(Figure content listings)
▼▼▼
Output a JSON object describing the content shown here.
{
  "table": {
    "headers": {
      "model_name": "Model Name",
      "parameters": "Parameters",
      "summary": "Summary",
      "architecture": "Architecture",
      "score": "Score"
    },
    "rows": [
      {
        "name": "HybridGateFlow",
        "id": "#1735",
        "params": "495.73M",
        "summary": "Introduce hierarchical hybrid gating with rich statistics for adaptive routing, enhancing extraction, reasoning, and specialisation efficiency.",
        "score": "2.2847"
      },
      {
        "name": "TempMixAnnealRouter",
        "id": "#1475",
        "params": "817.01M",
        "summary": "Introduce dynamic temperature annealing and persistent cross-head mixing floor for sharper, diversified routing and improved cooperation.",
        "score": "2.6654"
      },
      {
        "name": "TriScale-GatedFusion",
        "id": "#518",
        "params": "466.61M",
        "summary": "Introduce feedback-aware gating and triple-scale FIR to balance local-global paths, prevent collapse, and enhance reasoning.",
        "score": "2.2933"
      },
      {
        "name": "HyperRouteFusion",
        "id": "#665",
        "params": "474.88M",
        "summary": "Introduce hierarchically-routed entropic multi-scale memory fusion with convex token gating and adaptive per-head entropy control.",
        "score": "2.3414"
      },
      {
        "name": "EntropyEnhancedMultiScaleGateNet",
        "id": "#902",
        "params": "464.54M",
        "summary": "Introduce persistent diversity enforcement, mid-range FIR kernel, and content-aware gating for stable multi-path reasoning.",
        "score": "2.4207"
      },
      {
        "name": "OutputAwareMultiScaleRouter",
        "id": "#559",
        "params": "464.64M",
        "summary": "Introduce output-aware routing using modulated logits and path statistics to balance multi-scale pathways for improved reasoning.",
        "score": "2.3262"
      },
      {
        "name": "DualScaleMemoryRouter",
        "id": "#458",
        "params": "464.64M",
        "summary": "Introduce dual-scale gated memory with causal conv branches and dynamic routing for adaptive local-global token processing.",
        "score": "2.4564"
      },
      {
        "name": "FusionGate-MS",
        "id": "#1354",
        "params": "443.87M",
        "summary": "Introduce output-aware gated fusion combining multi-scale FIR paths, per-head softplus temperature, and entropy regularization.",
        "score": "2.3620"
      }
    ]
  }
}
▲▲▲
Using the material above, gather every line that includes "params".

        "params": "495.73M",
        "params": "817.01M",
        "params": "466.61M",
        "params": "474.88M",
        "params": "464.54M",
        "params": "464.64M",
        "params": "464.64M",
        "params": "443.87M",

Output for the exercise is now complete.